§ **Exercise details**
Show every line in the entries below where the word "icon" appears.

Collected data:
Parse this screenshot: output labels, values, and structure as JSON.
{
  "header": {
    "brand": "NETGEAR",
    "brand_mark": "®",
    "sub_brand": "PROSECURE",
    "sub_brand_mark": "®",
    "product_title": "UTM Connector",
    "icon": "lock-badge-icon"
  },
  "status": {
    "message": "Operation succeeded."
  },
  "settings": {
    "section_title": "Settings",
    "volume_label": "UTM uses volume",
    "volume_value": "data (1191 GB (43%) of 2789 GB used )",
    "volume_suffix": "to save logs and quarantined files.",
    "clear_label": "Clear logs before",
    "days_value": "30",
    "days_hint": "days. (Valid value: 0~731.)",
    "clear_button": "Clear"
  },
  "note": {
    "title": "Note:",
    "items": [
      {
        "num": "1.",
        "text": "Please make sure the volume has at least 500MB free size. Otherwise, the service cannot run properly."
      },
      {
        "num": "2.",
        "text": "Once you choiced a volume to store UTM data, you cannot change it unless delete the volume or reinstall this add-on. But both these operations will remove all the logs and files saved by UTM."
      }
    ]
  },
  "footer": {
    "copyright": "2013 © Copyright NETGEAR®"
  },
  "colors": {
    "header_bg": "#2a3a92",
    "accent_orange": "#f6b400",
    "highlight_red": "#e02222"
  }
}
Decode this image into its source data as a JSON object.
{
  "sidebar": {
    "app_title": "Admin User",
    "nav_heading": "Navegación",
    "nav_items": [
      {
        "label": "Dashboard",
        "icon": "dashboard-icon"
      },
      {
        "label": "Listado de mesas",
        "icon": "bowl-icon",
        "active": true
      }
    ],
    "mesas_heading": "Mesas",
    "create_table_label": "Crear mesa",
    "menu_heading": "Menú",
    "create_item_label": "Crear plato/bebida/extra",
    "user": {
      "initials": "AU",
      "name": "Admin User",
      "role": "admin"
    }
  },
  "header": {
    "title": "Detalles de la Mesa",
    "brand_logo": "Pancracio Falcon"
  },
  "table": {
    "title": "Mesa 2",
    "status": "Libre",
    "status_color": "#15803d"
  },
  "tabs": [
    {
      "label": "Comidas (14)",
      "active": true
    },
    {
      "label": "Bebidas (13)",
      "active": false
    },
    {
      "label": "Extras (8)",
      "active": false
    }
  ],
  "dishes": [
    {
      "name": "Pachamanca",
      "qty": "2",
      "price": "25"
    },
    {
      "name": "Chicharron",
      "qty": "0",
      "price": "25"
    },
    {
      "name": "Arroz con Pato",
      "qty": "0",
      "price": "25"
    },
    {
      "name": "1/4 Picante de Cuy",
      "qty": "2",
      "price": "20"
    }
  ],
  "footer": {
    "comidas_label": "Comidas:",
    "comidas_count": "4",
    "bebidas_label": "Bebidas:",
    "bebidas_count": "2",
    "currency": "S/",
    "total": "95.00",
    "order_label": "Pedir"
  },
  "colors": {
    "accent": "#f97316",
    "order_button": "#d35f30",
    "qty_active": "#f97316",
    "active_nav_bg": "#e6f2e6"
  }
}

§ **In response**
    "icon": "lock-badge-icon"
        "icon": "dashboard-icon"
        "icon": "bowl-icon",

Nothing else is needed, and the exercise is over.